# REQUEST
For this exercise, copy out each line of the material below that includes "물리치료사".

# RECORDS PROVIDED

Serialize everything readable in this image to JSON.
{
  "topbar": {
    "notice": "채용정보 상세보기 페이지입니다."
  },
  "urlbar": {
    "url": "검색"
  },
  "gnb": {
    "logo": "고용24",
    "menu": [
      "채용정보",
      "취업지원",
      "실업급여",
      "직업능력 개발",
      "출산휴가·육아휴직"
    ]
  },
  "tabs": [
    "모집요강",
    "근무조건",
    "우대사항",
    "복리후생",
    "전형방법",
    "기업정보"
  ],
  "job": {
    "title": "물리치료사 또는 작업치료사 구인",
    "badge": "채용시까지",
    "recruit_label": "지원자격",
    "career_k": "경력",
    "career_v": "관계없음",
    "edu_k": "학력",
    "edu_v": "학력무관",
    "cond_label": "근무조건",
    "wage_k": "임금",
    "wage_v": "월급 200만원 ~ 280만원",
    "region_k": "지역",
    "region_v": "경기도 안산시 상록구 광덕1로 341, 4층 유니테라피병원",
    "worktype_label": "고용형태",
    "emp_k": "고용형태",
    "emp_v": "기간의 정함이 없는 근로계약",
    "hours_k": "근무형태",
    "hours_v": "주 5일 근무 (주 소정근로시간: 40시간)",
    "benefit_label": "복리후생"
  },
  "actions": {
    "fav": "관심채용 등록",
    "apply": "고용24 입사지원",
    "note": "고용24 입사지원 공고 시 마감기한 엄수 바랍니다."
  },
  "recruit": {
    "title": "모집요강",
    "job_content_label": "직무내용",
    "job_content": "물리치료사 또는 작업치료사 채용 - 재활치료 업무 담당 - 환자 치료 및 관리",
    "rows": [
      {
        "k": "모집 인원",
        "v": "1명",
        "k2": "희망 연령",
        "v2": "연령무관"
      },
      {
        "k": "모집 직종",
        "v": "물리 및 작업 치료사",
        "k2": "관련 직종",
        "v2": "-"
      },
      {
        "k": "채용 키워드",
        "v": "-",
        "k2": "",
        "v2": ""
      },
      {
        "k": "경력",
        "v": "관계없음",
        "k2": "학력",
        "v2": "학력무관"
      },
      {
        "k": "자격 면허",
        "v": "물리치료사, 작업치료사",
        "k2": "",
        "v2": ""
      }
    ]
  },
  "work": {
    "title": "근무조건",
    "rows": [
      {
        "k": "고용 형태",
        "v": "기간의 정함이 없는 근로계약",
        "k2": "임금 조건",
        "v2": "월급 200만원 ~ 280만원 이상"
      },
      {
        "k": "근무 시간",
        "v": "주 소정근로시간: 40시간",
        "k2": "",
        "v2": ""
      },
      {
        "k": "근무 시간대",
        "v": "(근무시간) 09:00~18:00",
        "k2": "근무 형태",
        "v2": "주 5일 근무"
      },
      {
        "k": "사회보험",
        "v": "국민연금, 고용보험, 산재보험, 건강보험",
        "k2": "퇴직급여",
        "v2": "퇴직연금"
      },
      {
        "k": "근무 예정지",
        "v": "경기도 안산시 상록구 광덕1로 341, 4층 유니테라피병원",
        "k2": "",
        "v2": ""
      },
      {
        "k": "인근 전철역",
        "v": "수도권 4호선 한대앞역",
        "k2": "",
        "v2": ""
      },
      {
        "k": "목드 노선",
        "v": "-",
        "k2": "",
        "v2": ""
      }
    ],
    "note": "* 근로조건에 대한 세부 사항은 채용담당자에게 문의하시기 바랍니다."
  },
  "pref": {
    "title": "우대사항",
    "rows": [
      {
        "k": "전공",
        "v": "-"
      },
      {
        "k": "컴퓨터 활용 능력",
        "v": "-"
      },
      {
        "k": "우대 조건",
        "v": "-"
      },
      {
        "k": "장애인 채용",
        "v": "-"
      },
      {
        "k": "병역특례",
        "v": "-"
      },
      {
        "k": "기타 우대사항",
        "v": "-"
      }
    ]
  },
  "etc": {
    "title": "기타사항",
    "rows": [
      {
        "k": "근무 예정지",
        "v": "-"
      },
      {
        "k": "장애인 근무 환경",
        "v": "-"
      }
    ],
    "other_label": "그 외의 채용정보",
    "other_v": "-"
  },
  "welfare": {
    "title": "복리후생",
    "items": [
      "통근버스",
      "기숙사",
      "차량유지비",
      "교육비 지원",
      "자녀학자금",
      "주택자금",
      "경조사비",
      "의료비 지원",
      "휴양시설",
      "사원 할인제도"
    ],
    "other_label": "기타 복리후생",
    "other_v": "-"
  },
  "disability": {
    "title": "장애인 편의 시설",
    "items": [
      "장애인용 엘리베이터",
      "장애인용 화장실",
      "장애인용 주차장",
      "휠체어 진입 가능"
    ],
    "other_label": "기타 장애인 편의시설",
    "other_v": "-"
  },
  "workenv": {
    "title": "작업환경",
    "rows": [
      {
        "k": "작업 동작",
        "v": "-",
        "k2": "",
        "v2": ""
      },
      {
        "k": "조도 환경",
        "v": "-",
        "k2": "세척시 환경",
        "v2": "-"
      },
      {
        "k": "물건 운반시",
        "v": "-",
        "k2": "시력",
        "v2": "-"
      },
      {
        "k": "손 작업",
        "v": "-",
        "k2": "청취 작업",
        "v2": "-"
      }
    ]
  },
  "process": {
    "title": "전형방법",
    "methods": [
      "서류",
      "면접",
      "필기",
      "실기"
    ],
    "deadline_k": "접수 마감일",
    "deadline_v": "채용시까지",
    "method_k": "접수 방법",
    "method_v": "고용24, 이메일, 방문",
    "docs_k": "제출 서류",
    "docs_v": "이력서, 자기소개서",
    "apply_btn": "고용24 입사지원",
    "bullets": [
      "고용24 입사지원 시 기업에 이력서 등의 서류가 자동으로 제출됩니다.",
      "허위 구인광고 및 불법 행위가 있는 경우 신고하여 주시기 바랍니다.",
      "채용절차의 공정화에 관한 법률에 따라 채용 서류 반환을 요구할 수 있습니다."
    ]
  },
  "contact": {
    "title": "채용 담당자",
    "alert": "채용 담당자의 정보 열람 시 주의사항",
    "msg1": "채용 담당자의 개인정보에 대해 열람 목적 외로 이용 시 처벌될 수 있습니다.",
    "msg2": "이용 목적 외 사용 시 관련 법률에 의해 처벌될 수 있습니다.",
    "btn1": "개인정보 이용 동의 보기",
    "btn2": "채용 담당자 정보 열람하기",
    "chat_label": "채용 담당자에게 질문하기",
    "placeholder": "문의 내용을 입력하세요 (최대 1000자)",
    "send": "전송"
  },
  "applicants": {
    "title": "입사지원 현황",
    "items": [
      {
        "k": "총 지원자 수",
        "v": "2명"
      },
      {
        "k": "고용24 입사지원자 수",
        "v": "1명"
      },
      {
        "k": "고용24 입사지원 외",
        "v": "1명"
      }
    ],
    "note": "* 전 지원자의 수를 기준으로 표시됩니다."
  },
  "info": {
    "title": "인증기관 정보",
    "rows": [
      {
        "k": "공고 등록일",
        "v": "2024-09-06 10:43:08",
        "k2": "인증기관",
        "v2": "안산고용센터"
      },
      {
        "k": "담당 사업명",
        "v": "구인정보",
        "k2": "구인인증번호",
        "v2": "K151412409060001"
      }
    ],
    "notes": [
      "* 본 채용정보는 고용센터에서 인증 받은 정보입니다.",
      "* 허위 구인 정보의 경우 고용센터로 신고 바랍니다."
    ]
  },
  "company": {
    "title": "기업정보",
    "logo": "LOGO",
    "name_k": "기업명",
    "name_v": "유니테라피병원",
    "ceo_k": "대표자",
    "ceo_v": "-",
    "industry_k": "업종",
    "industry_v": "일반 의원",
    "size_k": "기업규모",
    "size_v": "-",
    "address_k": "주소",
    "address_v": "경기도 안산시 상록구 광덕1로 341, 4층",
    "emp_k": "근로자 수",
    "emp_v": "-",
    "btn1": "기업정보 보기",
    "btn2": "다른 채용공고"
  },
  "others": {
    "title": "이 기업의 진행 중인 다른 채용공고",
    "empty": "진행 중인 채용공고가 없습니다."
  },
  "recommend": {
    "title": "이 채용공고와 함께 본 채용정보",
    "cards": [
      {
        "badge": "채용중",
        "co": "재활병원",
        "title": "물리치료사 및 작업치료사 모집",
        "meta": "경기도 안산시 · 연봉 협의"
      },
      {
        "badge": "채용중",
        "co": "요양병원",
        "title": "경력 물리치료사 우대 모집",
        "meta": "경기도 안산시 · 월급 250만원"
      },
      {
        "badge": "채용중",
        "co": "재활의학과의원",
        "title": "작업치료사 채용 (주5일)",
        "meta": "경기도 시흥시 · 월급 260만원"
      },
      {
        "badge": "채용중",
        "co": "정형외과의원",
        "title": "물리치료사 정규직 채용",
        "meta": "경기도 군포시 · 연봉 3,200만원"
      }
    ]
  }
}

# SOLUTION FOR THIS TASK
    "title": "물리치료사 또는 작업치료사 구인",
    "job_content": "물리치료사 또는 작업치료사 채용 - 재활치료 업무 담당 - 환자 치료 및 관리",
        "v": "물리치료사, 작업치료사",
        "title": "물리치료사 및 작업치료사 모집",
        "title": "경력 물리치료사 우대 모집",
        "title": "물리치료사 정규직 채용",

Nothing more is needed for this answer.